Exercise prompt » Your reply should be a single number: how many lines contain the string "Sekunde".

::::::::

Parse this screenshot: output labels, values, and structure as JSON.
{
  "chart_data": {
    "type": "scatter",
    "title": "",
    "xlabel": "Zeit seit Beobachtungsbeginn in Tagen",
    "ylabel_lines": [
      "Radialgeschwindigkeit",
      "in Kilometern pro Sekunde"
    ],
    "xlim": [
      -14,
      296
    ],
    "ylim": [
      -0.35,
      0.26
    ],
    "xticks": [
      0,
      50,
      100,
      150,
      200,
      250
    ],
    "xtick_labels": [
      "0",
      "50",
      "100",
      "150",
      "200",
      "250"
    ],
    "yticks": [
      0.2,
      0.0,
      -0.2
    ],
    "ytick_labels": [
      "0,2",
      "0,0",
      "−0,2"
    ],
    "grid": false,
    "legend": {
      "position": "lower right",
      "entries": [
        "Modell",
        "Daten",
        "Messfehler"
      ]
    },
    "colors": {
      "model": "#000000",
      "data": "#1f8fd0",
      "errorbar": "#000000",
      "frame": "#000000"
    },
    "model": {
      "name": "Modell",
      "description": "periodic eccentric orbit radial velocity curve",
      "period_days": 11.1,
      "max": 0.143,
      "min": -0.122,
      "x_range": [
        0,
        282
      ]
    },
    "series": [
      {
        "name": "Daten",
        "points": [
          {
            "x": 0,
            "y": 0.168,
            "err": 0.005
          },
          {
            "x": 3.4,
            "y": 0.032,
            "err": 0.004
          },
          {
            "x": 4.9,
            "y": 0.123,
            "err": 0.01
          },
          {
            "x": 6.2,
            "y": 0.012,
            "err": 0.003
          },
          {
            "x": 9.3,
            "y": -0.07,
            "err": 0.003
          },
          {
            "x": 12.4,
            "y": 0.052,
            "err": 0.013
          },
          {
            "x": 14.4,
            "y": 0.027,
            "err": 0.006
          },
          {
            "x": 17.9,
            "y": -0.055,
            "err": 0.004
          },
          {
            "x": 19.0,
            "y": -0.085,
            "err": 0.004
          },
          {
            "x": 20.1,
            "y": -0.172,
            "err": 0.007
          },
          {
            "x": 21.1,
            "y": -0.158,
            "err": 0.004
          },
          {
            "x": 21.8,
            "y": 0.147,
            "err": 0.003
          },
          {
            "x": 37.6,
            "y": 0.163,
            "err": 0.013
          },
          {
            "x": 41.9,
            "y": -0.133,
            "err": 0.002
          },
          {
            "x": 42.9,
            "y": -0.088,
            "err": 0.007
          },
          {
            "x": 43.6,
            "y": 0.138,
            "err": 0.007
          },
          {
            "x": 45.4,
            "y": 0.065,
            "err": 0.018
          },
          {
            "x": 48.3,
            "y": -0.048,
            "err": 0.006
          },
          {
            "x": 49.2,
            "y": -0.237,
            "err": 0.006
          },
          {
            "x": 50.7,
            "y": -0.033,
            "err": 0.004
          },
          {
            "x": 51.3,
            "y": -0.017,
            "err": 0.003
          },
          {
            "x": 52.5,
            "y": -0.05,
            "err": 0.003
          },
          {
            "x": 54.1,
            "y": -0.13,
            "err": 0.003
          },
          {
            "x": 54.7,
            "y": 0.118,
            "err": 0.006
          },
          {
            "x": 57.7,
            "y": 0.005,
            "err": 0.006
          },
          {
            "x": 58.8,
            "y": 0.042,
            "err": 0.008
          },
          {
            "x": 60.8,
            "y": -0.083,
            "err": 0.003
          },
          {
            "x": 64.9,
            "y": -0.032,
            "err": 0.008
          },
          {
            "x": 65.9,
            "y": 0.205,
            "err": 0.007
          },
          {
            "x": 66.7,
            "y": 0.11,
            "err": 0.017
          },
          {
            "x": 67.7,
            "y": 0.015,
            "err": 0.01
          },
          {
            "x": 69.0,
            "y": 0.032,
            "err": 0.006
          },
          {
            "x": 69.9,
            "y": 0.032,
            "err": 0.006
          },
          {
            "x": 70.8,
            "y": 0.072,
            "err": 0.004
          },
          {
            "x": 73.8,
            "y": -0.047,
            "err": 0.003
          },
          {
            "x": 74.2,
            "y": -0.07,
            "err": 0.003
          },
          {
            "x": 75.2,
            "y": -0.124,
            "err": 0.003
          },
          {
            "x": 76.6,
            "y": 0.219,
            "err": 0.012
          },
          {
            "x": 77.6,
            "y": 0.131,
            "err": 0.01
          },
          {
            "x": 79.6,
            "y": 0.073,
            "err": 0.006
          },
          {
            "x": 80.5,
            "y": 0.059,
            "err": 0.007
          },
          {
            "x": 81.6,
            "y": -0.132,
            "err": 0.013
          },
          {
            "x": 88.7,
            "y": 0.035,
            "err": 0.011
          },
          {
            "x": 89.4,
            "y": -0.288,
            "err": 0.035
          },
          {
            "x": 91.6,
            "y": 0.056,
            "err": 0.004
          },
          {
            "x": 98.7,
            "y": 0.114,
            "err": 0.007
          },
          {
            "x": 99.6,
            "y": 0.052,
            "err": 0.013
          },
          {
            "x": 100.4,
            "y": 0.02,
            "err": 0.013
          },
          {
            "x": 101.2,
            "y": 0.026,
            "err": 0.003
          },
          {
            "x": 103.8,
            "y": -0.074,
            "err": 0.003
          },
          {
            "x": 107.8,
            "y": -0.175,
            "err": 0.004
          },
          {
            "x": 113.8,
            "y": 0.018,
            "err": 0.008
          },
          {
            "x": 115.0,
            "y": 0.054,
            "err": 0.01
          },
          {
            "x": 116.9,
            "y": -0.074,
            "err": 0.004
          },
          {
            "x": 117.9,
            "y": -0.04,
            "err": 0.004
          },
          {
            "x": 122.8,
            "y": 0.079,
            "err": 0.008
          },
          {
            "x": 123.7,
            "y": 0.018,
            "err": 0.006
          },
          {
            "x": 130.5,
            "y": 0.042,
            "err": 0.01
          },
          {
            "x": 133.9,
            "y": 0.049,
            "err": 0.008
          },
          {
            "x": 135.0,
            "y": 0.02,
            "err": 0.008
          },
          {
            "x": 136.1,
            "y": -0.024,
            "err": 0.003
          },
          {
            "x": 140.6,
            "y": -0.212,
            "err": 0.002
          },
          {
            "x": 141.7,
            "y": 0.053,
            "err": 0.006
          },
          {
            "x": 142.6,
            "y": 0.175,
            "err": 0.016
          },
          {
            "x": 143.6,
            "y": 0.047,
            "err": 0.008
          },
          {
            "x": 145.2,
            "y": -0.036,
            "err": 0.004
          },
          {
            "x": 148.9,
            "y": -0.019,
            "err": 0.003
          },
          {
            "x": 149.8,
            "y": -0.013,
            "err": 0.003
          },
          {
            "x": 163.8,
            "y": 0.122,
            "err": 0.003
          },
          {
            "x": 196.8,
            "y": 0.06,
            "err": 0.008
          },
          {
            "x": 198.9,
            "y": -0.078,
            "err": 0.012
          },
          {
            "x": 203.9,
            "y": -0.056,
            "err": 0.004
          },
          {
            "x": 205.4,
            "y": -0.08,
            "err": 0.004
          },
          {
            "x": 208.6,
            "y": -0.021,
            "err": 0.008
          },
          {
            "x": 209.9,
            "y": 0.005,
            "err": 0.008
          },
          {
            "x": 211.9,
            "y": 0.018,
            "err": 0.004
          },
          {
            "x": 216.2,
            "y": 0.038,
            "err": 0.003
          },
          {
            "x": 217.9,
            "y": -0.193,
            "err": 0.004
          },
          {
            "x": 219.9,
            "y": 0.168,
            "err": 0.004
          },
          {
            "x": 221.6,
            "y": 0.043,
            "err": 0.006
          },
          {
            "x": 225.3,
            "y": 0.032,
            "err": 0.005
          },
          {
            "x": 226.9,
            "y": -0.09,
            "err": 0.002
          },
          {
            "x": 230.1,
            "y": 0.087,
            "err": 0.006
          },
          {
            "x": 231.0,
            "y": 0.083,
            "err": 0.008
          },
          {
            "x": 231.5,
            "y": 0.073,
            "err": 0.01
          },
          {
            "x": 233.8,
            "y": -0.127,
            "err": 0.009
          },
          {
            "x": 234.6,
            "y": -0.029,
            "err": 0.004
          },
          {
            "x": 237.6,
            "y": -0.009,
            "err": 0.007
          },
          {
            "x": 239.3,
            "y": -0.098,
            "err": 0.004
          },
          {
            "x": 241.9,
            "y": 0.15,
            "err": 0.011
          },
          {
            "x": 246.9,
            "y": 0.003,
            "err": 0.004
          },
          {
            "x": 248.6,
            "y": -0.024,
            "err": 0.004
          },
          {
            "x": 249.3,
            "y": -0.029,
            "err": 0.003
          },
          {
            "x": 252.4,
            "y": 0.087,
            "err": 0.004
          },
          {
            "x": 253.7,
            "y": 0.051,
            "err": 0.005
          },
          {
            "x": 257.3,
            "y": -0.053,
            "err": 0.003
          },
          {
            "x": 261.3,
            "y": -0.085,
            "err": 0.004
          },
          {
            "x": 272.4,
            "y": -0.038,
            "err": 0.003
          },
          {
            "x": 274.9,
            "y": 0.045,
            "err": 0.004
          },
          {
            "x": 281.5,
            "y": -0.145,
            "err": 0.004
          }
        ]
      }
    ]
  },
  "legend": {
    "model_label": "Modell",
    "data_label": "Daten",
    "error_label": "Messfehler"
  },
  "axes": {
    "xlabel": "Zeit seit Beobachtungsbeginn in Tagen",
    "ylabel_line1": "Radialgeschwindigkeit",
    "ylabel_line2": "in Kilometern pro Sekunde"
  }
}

::::::::

Reply to the task » 2